Task directions>
Output every entry exactly as written.

>> Begin

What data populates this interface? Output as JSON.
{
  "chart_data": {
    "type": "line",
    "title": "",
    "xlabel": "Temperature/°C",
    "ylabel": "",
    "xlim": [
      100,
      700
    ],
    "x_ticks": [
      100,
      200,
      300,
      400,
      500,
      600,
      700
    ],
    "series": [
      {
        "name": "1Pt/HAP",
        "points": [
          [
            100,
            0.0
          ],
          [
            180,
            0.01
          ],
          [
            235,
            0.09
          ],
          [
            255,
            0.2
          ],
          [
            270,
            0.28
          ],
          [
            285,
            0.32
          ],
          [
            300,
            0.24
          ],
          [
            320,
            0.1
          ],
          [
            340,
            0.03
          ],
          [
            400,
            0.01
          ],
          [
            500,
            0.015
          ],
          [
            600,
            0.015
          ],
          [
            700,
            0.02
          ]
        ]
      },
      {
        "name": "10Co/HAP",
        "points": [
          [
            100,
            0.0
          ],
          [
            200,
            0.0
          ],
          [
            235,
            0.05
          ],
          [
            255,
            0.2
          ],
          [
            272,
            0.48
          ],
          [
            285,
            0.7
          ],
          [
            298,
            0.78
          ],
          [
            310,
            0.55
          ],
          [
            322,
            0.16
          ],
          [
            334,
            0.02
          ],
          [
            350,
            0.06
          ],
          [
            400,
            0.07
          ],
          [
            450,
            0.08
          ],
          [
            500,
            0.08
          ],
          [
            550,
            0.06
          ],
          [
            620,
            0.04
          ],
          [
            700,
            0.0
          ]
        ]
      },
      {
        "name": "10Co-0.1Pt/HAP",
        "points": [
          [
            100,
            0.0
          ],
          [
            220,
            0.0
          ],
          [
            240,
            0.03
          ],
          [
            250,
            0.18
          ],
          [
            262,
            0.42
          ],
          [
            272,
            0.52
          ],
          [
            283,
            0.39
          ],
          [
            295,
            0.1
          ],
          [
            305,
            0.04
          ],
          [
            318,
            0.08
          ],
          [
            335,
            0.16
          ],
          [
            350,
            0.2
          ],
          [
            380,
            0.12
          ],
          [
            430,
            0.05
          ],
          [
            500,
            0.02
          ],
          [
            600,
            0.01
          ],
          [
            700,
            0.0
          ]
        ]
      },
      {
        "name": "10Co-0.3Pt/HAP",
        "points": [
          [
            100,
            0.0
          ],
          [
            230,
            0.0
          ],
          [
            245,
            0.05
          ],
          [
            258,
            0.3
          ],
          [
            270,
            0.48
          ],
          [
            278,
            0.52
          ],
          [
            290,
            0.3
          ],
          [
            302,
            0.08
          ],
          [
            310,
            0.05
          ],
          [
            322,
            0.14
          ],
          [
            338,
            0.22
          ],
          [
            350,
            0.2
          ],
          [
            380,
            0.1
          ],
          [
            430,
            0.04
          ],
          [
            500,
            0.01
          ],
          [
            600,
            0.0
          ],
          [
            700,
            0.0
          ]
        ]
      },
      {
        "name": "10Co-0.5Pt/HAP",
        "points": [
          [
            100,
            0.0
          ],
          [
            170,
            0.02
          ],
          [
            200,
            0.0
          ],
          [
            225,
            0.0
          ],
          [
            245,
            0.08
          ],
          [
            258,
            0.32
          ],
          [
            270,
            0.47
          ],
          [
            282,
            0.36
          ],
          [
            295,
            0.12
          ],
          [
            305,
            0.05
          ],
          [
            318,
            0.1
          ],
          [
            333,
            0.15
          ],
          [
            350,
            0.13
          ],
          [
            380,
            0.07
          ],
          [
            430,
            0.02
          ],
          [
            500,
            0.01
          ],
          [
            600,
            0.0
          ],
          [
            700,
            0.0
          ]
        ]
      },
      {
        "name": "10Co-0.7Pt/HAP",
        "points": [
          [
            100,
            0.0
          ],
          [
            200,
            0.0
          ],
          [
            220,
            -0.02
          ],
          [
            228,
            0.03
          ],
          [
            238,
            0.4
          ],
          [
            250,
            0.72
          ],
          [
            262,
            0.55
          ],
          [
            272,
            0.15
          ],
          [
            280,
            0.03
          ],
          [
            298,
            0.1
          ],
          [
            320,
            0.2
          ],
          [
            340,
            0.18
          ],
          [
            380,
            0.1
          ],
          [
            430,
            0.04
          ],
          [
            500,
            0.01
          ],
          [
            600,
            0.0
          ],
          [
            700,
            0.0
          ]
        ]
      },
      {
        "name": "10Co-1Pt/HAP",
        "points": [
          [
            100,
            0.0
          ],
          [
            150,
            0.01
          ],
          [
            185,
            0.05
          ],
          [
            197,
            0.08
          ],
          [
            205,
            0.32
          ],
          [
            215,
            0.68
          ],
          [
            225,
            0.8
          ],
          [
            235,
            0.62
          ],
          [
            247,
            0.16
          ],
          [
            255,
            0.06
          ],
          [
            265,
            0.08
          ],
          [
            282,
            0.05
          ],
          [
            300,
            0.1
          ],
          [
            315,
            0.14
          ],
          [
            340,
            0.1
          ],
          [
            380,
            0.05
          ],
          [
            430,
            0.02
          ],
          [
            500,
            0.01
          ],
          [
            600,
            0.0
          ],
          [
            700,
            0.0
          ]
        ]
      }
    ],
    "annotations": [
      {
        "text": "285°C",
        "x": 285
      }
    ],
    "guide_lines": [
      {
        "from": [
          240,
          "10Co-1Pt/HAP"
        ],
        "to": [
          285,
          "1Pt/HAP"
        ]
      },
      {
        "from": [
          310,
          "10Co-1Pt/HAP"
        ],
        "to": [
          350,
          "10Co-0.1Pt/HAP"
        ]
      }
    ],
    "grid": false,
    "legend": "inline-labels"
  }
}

>> End

Exercise solution>
What data populates this interface? Output as JSON.
{
  "chart_data": {
    "type": "line",
    "title": "",
    "xlabel": "Temperature/°C",
    "ylabel": "",
    "xlim": [
      100,
      700
    ],
    "x_ticks": [
      100,
      200,
      300,
      400,
      500,
      600,
      700
    ],
    "series": [
      {
        "name": "1Pt/HAP",
        "points": [
          [
            100,
            0.0
          ],
          [
            180,
            0.01
          ],
          [
            235,
            0.09
          ],
          [
            255,
            0.2
          ],
          [
            270,
            0.28
          ],
          [
            285,
            0.32
          ],
          [
            300,
            0.24
          ],
          [
            320,
            0.1
          ],
          [
            340,
            0.03
          ],
          [
            400,
            0.01
          ],
          [
            500,
            0.015
          ],
          [
            600,
            0.015
          ],
          [
            700,
            0.02
          ]
        ]
      },
      {
        "name": "10Co/HAP",
        "points": [
          [
            100,
            0.0
          ],
          [
            200,
            0.0
          ],
          [
            235,
            0.05
          ],
          [
            255,
            0.2
          ],
          [
            272,
            0.48
          ],
          [
            285,
            0.7
          ],
          [
            298,
            0.78
          ],
          [
            310,
            0.55
          ],
          [
            322,
            0.16
          ],
          [
            334,
            0.02
          ],
          [
            350,
            0.06
          ],
          [
            400,
            0.07
          ],
          [
            450,
            0.08
          ],
          [
            500,
            0.08
          ],
          [
            550,
            0.06
          ],
          [
            620,
            0.04
          ],
          [
            700,
            0.0
          ]
        ]
      },
      {
        "name": "10Co-0.1Pt/HAP",
        "points": [
          [
            100,
            0.0
          ],
          [
            220,
            0.0
          ],
          [
            240,
            0.03
          ],
          [
            250,
            0.18
          ],
          [
            262,
            0.42
          ],
          [
            272,
            0.52
          ],
          [
            283,
            0.39
          ],
          [
            295,
            0.1
          ],
          [
            305,
            0.04
          ],
          [
            318,
            0.08
          ],
          [
            335,
            0.16
          ],
          [
            350,
            0.2
          ],
          [
            380,
            0.12
          ],
          [
            430,
            0.05
          ],
          [
            500,
            0.02
          ],
          [
            600,
            0.01
          ],
          [
            700,
            0.0
          ]
        ]
      },
      {
        "name": "10Co-0.3Pt/HAP",
        "points": [
          [
            100,
            0.0
          ],
          [
            230,
            0.0
          ],
          [
            245,
            0.05
          ],
          [
            258,
            0.3
          ],
          [
            270,
            0.48
          ],
          [
            278,
            0.52
          ],
          [
            290,
            0.3
          ],
          [
            302,
            0.08
          ],
          [
            310,
            0.05
          ],
          [
            322,
            0.14
          ],
          [
            338,
            0.22
          ],
          [
            350,
            0.2
          ],
          [
            380,
            0.1
          ],
          [
            430,
            0.04
          ],
          [
            500,
            0.01
          ],
          [
            600,
            0.0
          ],
          [
            700,
            0.0
          ]
        ]
      },
      {
        "name": "10Co-0.5Pt/HAP",
        "points": [
          [
            100,
            0.0
          ],
          [
            170,
            0.02
          ],
          [
            200,
            0.0
          ],
          [
            225,
            0.0
          ],
          [
            245,
            0.08
          ],
          [
            258,
            0.32
          ],
          [
            270,
            0.47
          ],
          [
            282,
            0.36
          ],
          [
            295,
            0.12
          ],
          [
            305,
            0.05
          ],
          [
            318,
            0.1
          ],
          [
            333,
            0.15
          ],
          [
            350,
            0.13
          ],
          [
            380,
            0.07
          ],
          [
            430,
            0.02
          ],
          [
            500,
            0.01
          ],
          [
            600,
            0.0
          ],
          [
            700,
            0.0
          ]
        ]
      },
      {
        "name": "10Co-0.7Pt/HAP",
        "points": [
          [
            100,
            0.0
          ],
          [
            200,
            0.0
          ],
          [
            220,
            -0.02
          ],
          [
            228,
            0.03
          ],
          [
            238,
            0.4
          ],
          [
            250,
            0.72
          ],
          [
            262,
            0.55
          ],
          [
            272,
            0.15
          ],
          [
            280,
            0.03
          ],
          [
            298,
            0.1
          ],
          [
            320,
            0.2
          ],
          [
            340,
            0.18
          ],
          [
            380,
            0.1
          ],
          [
            430,
            0.04
          ],
          [
            500,
            0.01
          ],
          [
            600,
            0.0
          ],
          [
            700,
            0.0
          ]
        ]
      },
      {
        "name": "10Co-1Pt/HAP",
        "points": [
          [
            100,
            0.0
          ],
          [
            150,
            0.01
          ],
          [
            185,
            0.05
          ],
          [
            197,
            0.08
          ],
          [
            205,
            0.32
          ],
          [
            215,
            0.68
          ],
          [
            225,
            0.8
          ],
          [
            235,
            0.62
          ],
          [
            247,
            0.16
          ],
          [
            255,
            0.06
          ],
          [
            265,
            0.08
          ],
          [
            282,
            0.05
          ],
          [
            300,
            0.1
          ],
          [
            315,
            0.14
          ],
          [
            340,
            0.1
          ],
          [
            380,
            0.05
          ],
          [
            430,
            0.02
          ],
          [
            500,
            0.01
          ],
          [
            600,
            0.0
          ],
          [
            700,
            0.0
          ]
        ]
      }
    ],
    "annotations": [
      {
        "text": "285°C",
        "x": 285
      }
    ],
    "guide_lines": [
      {
        "from": [
          240,
          "10Co-1Pt/HAP"
        ],
        "to": [
          285,
          "1Pt/HAP"
        ]
      },
      {
        "from": [
          310,
          "10Co-1Pt/HAP"
        ],
        "to": [
          350,
          "10Co-0.1Pt/HAP"
        ]
      }
    ],
    "grid": false,
    "legend": "inline-labels"
  }
}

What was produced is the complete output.